Do this :: Rewrite the data below with every "candle-body" swapped for "candlestick", keeping everything else unchanged.

The data ::
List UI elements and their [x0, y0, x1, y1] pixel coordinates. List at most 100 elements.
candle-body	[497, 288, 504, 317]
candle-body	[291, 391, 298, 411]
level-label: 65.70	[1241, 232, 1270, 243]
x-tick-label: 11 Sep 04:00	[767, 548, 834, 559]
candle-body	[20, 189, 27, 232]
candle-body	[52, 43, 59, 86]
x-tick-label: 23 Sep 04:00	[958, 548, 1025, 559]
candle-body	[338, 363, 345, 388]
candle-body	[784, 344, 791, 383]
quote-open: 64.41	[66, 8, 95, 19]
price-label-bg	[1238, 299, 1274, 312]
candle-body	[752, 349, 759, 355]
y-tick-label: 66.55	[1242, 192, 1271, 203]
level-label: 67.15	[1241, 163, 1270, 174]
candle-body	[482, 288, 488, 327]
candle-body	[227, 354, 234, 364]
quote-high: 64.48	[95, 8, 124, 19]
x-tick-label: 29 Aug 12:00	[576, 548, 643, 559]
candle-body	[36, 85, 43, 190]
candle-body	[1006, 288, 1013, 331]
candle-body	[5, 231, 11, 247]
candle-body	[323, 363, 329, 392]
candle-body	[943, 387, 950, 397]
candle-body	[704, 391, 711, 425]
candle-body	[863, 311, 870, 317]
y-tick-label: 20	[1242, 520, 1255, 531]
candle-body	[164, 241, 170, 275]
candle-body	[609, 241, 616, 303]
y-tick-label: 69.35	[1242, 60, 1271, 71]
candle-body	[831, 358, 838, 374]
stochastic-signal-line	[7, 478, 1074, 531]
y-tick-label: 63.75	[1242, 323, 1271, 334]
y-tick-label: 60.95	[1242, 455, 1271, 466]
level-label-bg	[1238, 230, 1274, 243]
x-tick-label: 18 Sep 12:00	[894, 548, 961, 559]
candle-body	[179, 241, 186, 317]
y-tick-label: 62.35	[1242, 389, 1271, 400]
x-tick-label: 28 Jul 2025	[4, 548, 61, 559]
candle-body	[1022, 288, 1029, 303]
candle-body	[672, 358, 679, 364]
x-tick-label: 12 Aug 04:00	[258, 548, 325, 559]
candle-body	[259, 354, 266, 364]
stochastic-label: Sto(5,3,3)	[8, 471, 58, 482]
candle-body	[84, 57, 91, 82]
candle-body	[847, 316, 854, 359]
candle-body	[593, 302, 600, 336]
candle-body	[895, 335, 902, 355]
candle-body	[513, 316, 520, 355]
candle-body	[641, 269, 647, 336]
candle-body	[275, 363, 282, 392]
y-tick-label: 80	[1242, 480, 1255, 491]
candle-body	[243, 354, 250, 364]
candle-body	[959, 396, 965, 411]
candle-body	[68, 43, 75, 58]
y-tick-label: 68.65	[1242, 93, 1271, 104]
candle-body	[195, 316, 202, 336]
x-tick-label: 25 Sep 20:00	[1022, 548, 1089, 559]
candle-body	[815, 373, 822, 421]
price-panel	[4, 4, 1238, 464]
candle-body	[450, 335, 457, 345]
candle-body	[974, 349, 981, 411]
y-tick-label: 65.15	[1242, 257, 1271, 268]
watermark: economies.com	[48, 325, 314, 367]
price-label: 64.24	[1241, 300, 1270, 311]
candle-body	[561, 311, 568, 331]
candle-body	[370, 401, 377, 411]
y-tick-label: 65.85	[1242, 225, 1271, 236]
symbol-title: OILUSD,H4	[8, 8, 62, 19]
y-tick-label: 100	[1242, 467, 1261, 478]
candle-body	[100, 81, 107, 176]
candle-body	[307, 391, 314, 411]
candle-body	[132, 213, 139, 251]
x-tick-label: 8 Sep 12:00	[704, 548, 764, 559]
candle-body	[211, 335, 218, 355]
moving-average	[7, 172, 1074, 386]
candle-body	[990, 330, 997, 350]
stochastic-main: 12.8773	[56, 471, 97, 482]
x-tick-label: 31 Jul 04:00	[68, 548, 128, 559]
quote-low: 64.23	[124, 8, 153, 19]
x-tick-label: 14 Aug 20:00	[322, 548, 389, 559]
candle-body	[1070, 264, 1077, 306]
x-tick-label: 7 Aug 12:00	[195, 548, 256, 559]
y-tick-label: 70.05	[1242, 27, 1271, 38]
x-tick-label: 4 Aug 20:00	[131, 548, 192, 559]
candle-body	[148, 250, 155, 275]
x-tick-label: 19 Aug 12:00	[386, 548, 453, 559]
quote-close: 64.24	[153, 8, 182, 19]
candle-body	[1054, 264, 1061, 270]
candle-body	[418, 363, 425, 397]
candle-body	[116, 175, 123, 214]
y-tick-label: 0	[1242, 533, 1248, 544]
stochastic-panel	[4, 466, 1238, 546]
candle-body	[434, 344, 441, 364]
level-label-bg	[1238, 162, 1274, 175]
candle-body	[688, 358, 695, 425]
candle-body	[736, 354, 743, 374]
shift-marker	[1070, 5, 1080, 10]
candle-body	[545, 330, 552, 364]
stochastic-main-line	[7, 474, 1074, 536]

Expected answer ::
List UI elements and their [x0, y0, x1, y1] pixel coordinates. List at most 100 elements.
candlestick	[497, 288, 504, 317]
candlestick	[291, 391, 298, 411]
level-label: 65.70	[1241, 232, 1270, 243]
x-tick-label: 11 Sep 04:00	[767, 548, 834, 559]
candlestick	[20, 189, 27, 232]
candlestick	[52, 43, 59, 86]
x-tick-label: 23 Sep 04:00	[958, 548, 1025, 559]
candlestick	[338, 363, 345, 388]
candlestick	[784, 344, 791, 383]
quote-open: 64.41	[66, 8, 95, 19]
price-label-bg	[1238, 299, 1274, 312]
candlestick	[752, 349, 759, 355]
y-tick-label: 66.55	[1242, 192, 1271, 203]
level-label: 67.15	[1241, 163, 1270, 174]
candlestick	[482, 288, 488, 327]
candlestick	[227, 354, 234, 364]
quote-high: 64.48	[95, 8, 124, 19]
x-tick-label: 29 Aug 12:00	[576, 548, 643, 559]
candlestick	[36, 85, 43, 190]
candlestick	[1006, 288, 1013, 331]
candlestick	[5, 231, 11, 247]
candlestick	[323, 363, 329, 392]
candlestick	[943, 387, 950, 397]
candlestick	[704, 391, 711, 425]
candlestick	[863, 311, 870, 317]
y-tick-label: 20	[1242, 520, 1255, 531]
candlestick	[164, 241, 170, 275]
candlestick	[609, 241, 616, 303]
y-tick-label: 69.35	[1242, 60, 1271, 71]
candlestick	[831, 358, 838, 374]
stochastic-signal-line	[7, 478, 1074, 531]
y-tick-label: 63.75	[1242, 323, 1271, 334]
y-tick-label: 60.95	[1242, 455, 1271, 466]
level-label-bg	[1238, 230, 1274, 243]
x-tick-label: 18 Sep 12:00	[894, 548, 961, 559]
candlestick	[179, 241, 186, 317]
y-tick-label: 62.35	[1242, 389, 1271, 400]
x-tick-label: 28 Jul 2025	[4, 548, 61, 559]
candlestick	[1022, 288, 1029, 303]
candlestick	[672, 358, 679, 364]
x-tick-label: 12 Aug 04:00	[258, 548, 325, 559]
candlestick	[259, 354, 266, 364]
stochastic-label: Sto(5,3,3)	[8, 471, 58, 482]
candlestick	[84, 57, 91, 82]
candlestick	[847, 316, 854, 359]
candlestick	[593, 302, 600, 336]
candlestick	[895, 335, 902, 355]
candlestick	[513, 316, 520, 355]
candlestick	[641, 269, 647, 336]
candlestick	[275, 363, 282, 392]
y-tick-label: 80	[1242, 480, 1255, 491]
candlestick	[243, 354, 250, 364]
candlestick	[959, 396, 965, 411]
candlestick	[68, 43, 75, 58]
y-tick-label: 68.65	[1242, 93, 1271, 104]
candlestick	[195, 316, 202, 336]
x-tick-label: 25 Sep 20:00	[1022, 548, 1089, 559]
candlestick	[815, 373, 822, 421]
price-panel	[4, 4, 1238, 464]
candlestick	[450, 335, 457, 345]
candlestick	[974, 349, 981, 411]
y-tick-label: 65.15	[1242, 257, 1271, 268]
watermark: economies.com	[48, 325, 314, 367]
price-label: 64.24	[1241, 300, 1270, 311]
candlestick	[561, 311, 568, 331]
candlestick	[370, 401, 377, 411]
y-tick-label: 65.85	[1242, 225, 1271, 236]
symbol-title: OILUSD,H4	[8, 8, 62, 19]
y-tick-label: 100	[1242, 467, 1261, 478]
candlestick	[100, 81, 107, 176]
candlestick	[307, 391, 314, 411]
candlestick	[132, 213, 139, 251]
x-tick-label: 8 Sep 12:00	[704, 548, 764, 559]
candlestick	[211, 335, 218, 355]
moving-average	[7, 172, 1074, 386]
candlestick	[990, 330, 997, 350]
stochastic-main: 12.8773	[56, 471, 97, 482]
x-tick-label: 31 Jul 04:00	[68, 548, 128, 559]
quote-low: 64.23	[124, 8, 153, 19]
x-tick-label: 14 Aug 20:00	[322, 548, 389, 559]
candlestick	[1070, 264, 1077, 306]
x-tick-label: 7 Aug 12:00	[195, 548, 256, 559]
y-tick-label: 70.05	[1242, 27, 1271, 38]
x-tick-label: 4 Aug 20:00	[131, 548, 192, 559]
candlestick	[148, 250, 155, 275]
x-tick-label: 19 Aug 12:00	[386, 548, 453, 559]
quote-close: 64.24	[153, 8, 182, 19]
candlestick	[1054, 264, 1061, 270]
candlestick	[418, 363, 425, 397]
candlestick	[116, 175, 123, 214]
y-tick-label: 0	[1242, 533, 1248, 544]
stochastic-panel	[4, 466, 1238, 546]
candlestick	[434, 344, 441, 364]
level-label-bg	[1238, 162, 1274, 175]
candlestick	[688, 358, 695, 425]
candlestick	[736, 354, 743, 374]
shift-marker	[1070, 5, 1080, 10]
candlestick	[545, 330, 552, 364]
stochastic-main-line	[7, 474, 1074, 536]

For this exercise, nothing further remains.